Material for this exercise:
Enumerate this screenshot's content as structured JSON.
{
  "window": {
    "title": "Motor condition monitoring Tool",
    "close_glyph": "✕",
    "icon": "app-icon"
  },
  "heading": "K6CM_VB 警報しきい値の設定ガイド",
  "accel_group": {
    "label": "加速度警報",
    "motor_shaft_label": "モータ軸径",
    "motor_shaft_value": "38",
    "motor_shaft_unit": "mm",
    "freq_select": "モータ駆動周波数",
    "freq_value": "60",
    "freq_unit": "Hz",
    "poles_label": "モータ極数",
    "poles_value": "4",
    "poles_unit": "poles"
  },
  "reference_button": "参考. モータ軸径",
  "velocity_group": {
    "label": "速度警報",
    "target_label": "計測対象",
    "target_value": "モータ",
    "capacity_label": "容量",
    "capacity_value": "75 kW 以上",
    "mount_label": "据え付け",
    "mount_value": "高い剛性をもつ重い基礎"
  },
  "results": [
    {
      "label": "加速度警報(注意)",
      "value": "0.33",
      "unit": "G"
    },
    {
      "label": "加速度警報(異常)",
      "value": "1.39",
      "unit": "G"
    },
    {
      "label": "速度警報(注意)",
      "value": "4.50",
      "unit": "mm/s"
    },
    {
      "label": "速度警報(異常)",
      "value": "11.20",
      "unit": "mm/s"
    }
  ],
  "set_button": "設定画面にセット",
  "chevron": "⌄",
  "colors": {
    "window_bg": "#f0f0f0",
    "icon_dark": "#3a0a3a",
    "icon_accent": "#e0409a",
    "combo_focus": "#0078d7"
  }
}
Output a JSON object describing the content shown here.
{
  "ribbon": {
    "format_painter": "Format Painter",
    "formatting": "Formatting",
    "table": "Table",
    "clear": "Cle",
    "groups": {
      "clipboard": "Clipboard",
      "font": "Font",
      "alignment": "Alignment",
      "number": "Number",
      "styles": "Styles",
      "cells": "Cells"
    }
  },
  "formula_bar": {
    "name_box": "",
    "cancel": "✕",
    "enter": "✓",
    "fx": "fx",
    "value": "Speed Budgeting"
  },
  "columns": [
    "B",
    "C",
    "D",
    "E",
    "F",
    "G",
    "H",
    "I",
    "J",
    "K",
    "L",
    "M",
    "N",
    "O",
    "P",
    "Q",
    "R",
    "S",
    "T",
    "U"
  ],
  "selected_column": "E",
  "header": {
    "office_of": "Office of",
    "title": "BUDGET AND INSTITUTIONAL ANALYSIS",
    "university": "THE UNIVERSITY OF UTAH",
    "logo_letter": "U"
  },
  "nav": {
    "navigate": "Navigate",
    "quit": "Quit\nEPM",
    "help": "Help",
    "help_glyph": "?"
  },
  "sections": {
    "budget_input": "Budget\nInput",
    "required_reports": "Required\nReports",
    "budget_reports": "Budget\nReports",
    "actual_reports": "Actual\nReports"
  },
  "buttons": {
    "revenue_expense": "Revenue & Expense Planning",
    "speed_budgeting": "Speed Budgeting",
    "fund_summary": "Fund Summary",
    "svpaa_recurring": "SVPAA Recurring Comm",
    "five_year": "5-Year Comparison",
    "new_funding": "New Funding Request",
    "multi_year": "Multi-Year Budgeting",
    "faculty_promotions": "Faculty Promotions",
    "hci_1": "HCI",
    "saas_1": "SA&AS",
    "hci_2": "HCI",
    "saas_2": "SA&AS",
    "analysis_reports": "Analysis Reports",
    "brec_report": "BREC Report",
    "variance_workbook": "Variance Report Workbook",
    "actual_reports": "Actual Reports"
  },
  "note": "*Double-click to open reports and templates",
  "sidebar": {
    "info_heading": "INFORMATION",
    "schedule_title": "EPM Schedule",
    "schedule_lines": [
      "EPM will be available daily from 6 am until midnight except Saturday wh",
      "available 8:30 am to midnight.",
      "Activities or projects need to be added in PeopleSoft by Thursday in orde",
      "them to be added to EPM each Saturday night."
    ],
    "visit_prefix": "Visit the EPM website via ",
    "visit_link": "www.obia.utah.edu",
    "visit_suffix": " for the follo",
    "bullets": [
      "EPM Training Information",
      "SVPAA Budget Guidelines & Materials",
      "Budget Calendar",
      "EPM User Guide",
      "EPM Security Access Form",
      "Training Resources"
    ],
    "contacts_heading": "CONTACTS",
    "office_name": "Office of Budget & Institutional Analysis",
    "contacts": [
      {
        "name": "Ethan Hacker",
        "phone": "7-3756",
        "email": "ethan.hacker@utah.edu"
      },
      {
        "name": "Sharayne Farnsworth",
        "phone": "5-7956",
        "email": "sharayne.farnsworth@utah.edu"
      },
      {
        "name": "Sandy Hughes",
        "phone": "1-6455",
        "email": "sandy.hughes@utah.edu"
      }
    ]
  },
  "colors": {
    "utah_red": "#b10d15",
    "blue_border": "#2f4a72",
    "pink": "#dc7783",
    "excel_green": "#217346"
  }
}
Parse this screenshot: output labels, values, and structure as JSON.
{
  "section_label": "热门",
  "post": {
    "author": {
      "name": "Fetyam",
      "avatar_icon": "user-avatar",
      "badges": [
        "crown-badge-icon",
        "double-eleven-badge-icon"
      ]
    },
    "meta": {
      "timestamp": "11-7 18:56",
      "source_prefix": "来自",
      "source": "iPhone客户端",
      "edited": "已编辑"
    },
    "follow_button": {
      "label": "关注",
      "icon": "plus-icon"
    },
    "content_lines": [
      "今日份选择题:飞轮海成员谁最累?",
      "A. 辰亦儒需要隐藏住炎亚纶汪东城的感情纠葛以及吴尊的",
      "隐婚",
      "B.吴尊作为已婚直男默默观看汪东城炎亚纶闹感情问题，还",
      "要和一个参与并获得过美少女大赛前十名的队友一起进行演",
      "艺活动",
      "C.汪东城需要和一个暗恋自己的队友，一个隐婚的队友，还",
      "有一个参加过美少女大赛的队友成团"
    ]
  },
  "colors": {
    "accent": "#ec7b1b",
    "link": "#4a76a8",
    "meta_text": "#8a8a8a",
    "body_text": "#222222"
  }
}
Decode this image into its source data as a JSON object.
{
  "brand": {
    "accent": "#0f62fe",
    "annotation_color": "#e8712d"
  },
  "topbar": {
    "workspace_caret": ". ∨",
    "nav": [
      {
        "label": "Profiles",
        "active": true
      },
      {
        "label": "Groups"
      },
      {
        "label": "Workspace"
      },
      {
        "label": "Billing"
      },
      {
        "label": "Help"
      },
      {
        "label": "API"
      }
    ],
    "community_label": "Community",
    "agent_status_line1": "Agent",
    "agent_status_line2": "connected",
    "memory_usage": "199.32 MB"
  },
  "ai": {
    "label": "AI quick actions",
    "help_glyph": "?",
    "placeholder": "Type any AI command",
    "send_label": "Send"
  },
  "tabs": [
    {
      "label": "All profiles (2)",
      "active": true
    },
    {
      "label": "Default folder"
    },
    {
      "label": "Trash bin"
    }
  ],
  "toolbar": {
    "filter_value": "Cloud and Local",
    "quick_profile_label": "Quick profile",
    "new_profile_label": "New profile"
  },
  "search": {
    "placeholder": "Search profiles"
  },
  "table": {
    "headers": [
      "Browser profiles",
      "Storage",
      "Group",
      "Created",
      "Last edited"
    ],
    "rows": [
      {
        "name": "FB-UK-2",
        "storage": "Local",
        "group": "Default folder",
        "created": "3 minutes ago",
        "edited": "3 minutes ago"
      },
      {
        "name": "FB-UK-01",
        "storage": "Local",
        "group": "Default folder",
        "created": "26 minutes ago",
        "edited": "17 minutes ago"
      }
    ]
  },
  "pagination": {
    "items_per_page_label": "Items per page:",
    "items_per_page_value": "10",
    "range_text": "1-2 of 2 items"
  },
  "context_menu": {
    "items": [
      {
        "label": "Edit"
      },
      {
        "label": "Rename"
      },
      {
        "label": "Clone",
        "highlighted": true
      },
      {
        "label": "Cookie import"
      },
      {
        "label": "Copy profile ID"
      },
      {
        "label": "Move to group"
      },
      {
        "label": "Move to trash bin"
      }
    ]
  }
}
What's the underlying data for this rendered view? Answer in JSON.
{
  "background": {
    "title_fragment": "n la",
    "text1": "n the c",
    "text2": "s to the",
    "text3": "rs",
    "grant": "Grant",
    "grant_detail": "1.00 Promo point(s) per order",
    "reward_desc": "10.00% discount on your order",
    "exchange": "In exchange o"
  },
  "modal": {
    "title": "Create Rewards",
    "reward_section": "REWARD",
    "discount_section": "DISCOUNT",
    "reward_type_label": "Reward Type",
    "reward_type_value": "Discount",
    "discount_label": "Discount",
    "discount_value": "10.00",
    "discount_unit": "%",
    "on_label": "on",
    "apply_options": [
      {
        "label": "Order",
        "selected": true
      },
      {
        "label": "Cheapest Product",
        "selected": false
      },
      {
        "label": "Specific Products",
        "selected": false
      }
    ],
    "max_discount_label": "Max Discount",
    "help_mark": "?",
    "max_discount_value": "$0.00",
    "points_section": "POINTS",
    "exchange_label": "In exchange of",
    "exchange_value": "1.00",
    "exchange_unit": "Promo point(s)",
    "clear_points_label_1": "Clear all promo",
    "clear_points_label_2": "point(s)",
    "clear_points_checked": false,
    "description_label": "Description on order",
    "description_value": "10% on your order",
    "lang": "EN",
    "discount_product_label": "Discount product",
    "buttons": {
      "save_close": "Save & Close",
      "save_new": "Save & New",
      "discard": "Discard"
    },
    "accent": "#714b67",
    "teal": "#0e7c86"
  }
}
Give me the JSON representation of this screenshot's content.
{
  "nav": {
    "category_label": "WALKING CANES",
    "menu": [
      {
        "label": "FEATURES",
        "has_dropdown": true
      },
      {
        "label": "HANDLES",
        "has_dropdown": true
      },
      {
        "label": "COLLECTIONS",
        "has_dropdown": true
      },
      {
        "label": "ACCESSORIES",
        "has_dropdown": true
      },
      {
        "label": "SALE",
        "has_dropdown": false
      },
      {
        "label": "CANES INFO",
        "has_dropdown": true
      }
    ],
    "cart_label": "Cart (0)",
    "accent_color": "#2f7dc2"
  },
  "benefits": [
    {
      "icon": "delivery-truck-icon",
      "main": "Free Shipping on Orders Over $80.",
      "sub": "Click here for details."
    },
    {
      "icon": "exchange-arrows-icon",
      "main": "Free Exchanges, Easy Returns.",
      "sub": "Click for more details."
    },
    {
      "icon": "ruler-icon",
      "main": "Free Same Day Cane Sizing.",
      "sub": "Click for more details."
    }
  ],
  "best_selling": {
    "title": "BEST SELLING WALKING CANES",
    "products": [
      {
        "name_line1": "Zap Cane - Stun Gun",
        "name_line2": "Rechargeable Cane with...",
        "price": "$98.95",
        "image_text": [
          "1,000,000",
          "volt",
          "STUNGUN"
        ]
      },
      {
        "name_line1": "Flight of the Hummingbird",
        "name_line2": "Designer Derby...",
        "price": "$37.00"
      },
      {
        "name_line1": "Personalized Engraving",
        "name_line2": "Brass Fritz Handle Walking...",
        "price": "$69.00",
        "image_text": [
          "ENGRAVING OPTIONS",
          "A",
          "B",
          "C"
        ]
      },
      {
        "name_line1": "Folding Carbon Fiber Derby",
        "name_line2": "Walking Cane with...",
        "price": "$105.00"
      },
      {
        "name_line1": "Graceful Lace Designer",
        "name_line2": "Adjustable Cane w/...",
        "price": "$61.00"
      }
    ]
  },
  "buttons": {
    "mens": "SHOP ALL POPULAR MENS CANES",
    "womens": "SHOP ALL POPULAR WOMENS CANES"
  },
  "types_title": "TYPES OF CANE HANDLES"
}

Written request: Across the material above, how many lines include the string "Free"? Only the number is wanted.

Solution: 3